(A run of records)

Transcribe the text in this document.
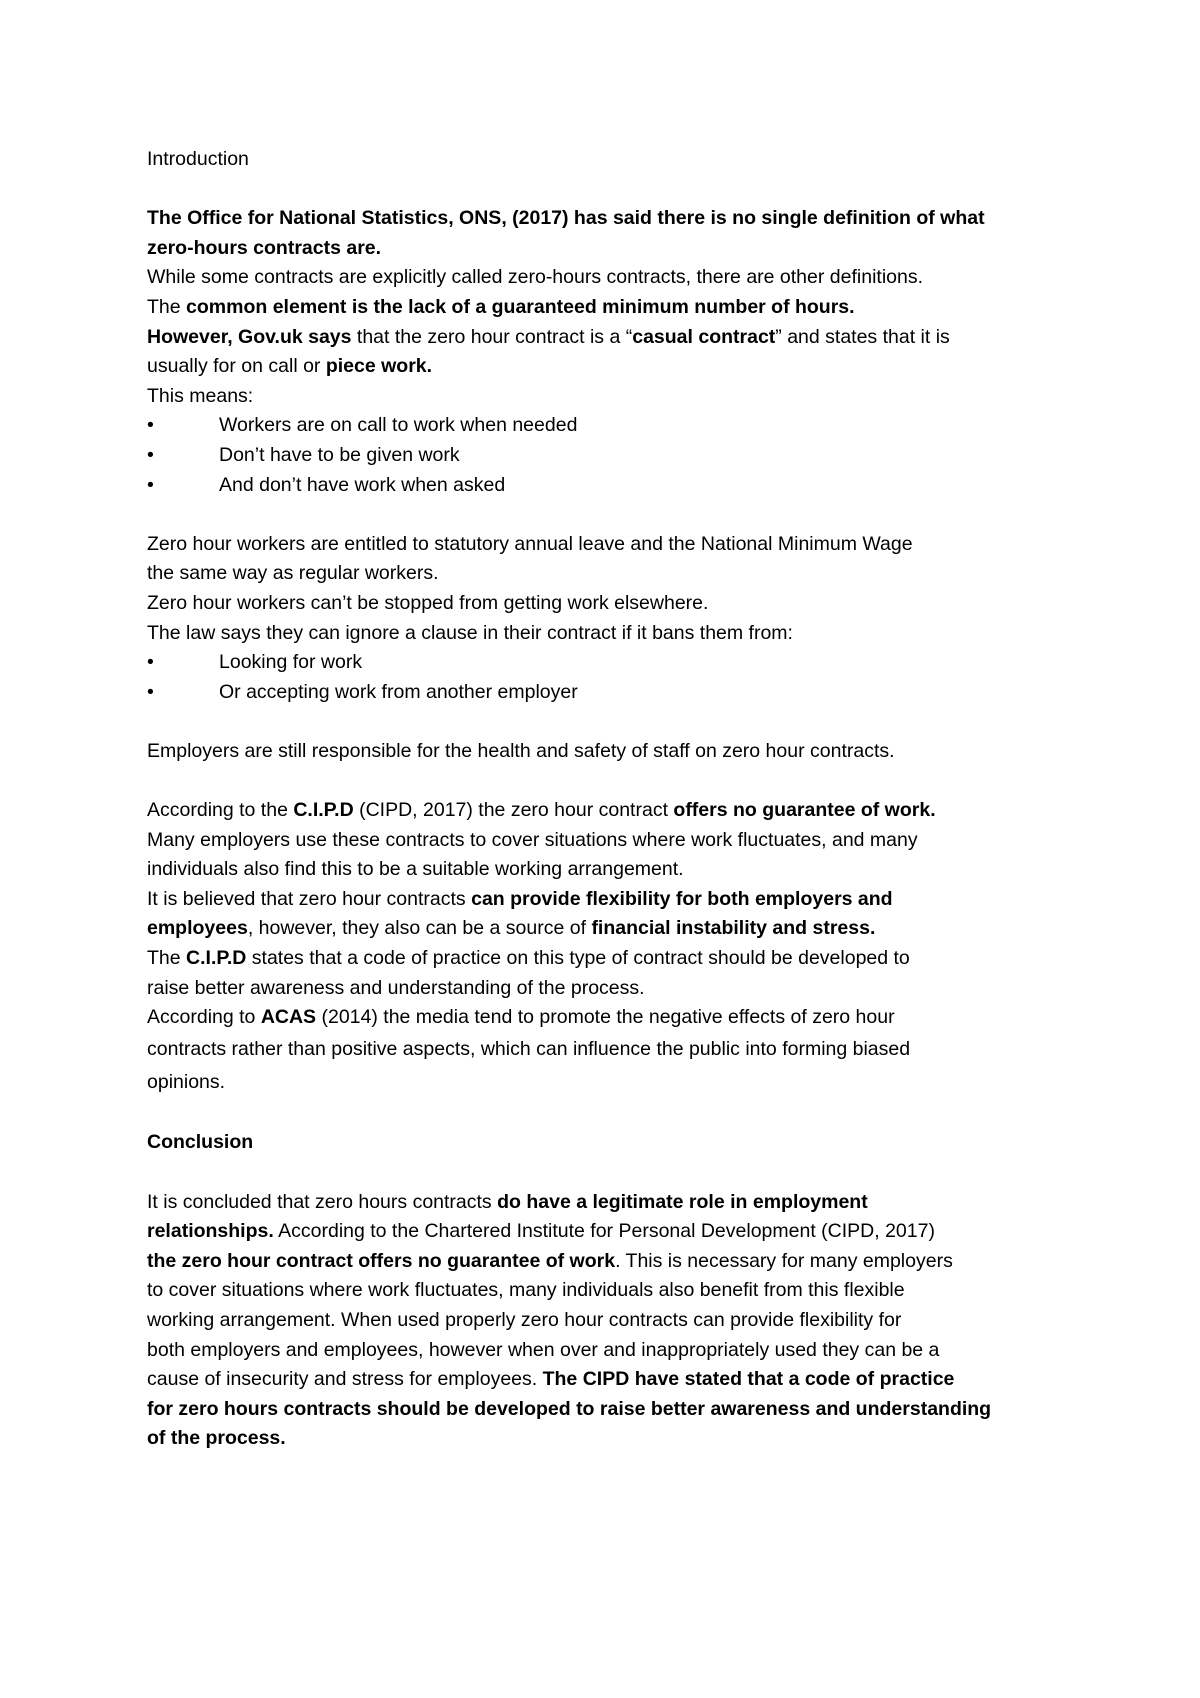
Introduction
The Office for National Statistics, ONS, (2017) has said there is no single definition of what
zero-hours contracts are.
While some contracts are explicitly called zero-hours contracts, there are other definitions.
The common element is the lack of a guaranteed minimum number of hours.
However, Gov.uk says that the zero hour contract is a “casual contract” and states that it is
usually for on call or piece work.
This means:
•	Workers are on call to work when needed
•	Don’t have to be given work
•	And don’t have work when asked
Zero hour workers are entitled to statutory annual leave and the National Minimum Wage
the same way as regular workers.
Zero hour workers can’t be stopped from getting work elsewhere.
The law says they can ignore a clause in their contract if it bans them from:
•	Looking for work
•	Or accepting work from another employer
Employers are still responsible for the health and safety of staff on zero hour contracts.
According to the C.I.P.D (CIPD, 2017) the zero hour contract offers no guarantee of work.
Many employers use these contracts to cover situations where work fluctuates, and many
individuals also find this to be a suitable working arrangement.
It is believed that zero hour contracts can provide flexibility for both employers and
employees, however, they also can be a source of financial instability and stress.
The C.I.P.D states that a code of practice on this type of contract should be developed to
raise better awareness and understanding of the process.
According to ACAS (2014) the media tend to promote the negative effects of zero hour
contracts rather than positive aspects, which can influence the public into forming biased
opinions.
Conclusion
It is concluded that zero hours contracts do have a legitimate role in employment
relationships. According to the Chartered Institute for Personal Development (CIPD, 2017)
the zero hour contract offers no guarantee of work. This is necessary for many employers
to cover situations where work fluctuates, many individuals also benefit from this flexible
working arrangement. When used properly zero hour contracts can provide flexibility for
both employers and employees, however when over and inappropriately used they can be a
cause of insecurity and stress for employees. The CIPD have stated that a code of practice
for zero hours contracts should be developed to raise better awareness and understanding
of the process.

--

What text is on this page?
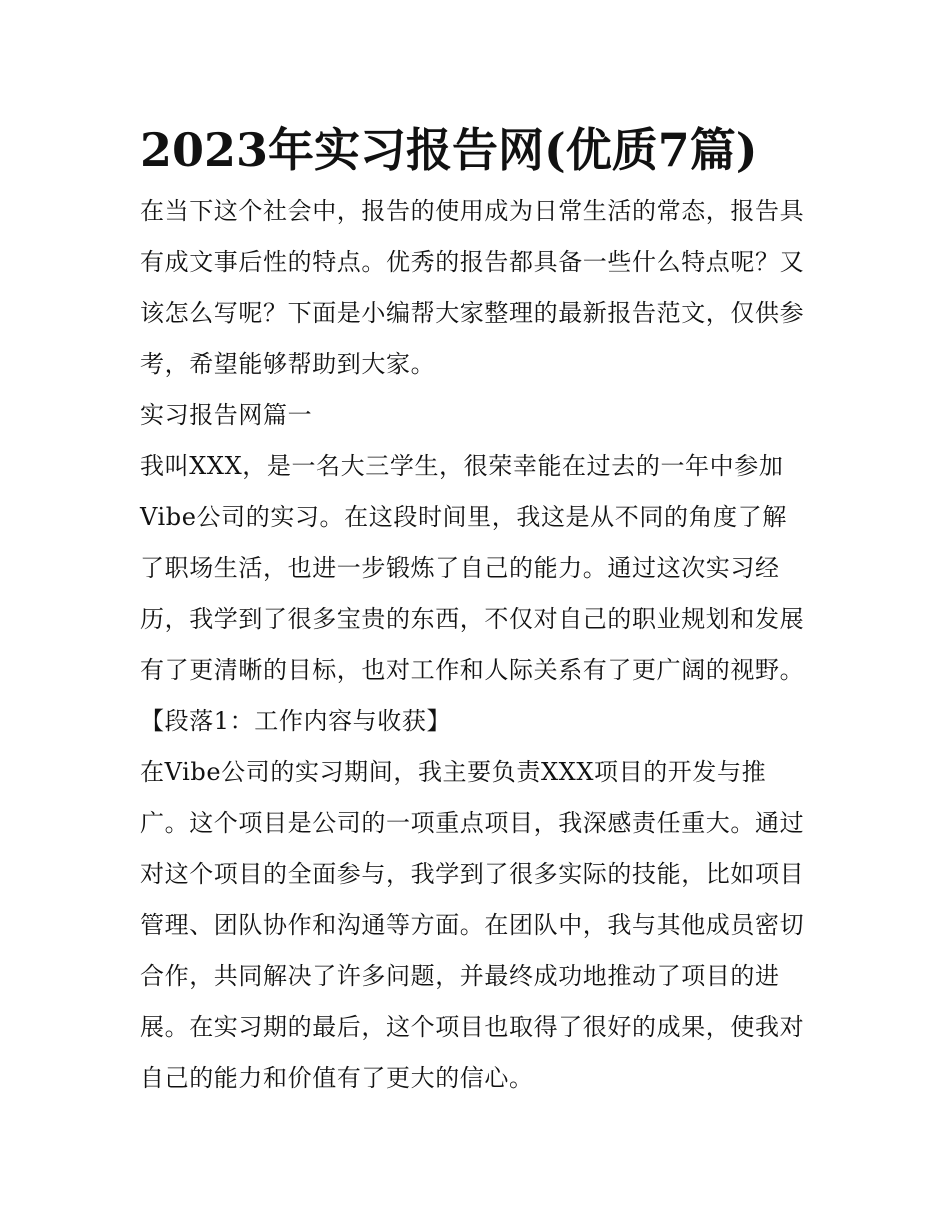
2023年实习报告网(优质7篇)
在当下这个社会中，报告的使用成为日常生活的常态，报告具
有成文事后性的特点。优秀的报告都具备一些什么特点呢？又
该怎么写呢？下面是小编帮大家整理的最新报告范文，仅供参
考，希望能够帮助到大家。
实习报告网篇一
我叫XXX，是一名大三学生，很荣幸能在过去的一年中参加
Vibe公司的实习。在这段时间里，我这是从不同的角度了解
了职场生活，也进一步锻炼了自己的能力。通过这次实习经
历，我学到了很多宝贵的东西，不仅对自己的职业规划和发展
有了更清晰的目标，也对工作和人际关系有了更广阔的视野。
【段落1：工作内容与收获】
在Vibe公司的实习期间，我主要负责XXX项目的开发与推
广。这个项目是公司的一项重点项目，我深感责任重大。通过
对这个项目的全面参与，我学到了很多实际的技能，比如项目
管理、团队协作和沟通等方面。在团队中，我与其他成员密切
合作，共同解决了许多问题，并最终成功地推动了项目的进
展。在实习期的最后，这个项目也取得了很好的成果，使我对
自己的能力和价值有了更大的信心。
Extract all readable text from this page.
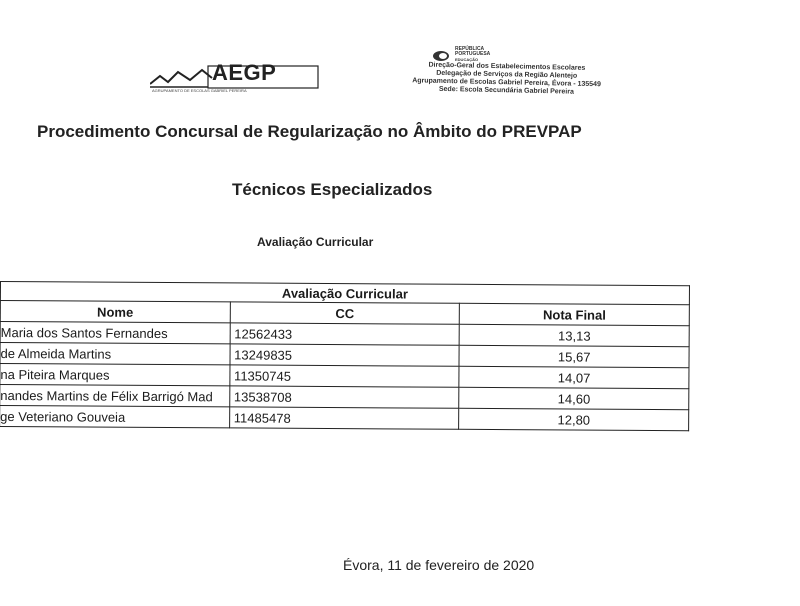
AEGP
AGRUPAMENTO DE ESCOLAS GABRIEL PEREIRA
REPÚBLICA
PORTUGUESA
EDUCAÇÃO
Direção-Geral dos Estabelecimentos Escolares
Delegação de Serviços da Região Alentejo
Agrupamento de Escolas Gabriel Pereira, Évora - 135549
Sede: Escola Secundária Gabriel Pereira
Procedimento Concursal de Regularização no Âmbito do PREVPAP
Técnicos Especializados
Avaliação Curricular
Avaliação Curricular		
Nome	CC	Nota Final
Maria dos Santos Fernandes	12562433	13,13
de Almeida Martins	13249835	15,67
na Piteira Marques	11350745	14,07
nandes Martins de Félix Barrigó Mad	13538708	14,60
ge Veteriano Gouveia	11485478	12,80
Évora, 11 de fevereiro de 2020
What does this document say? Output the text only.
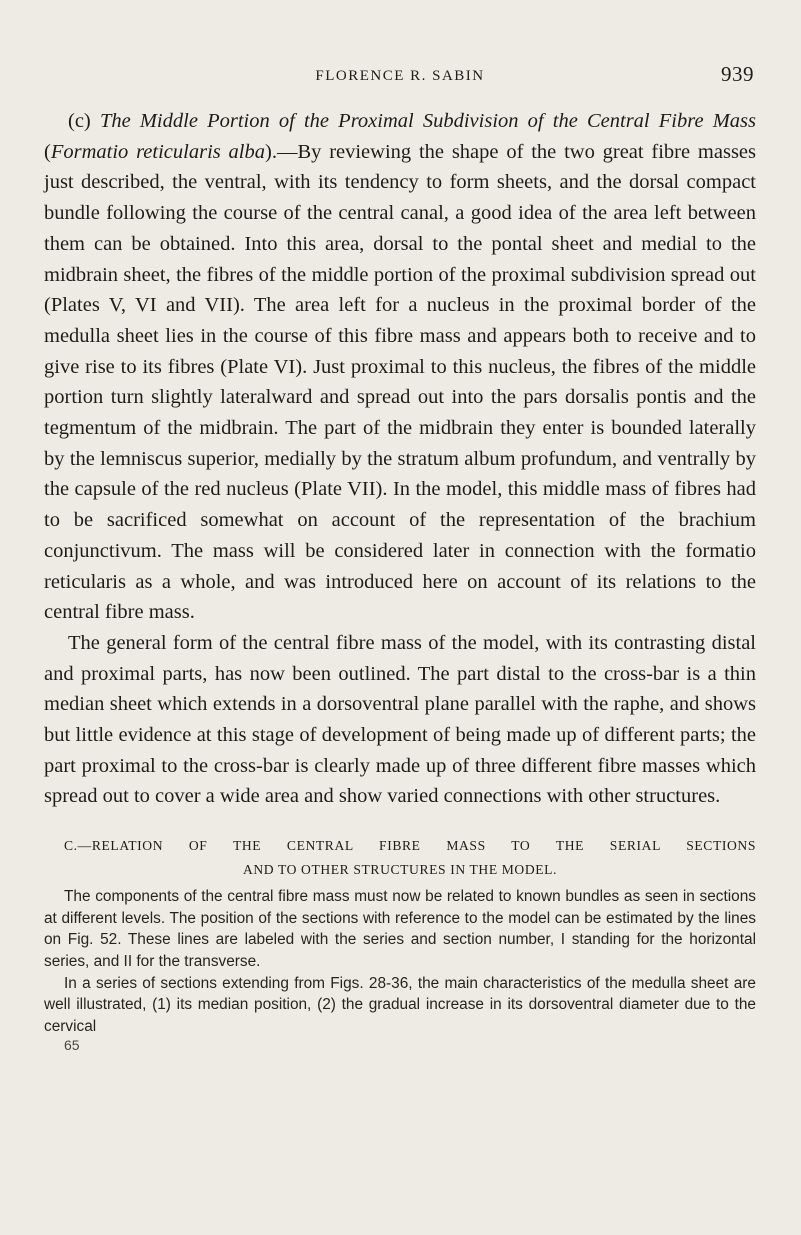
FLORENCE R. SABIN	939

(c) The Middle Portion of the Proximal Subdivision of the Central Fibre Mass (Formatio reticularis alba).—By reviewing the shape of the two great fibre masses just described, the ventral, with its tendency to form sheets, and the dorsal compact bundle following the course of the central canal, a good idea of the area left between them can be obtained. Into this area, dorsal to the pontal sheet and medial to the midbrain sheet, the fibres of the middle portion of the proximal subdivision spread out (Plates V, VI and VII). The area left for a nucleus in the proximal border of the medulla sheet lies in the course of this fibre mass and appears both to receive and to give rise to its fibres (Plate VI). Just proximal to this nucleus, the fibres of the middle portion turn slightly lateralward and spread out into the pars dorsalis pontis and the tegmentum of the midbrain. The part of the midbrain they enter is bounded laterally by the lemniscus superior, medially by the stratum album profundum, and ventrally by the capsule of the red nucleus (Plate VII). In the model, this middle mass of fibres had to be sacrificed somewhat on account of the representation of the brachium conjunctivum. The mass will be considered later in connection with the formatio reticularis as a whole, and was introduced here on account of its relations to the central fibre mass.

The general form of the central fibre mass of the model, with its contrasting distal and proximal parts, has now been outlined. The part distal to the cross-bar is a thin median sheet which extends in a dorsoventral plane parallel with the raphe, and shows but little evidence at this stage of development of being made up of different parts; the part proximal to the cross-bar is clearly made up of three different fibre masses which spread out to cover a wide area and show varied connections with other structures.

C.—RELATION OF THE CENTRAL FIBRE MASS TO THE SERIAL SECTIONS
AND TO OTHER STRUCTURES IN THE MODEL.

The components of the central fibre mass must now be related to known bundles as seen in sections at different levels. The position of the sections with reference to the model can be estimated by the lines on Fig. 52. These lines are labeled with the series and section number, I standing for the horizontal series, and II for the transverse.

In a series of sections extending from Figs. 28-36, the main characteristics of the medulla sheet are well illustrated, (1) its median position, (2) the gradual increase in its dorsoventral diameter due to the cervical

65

[Task instructions]
Across the material above, how many lines include the string "individuals"? Only the number is wanted.

[Output for this task]
2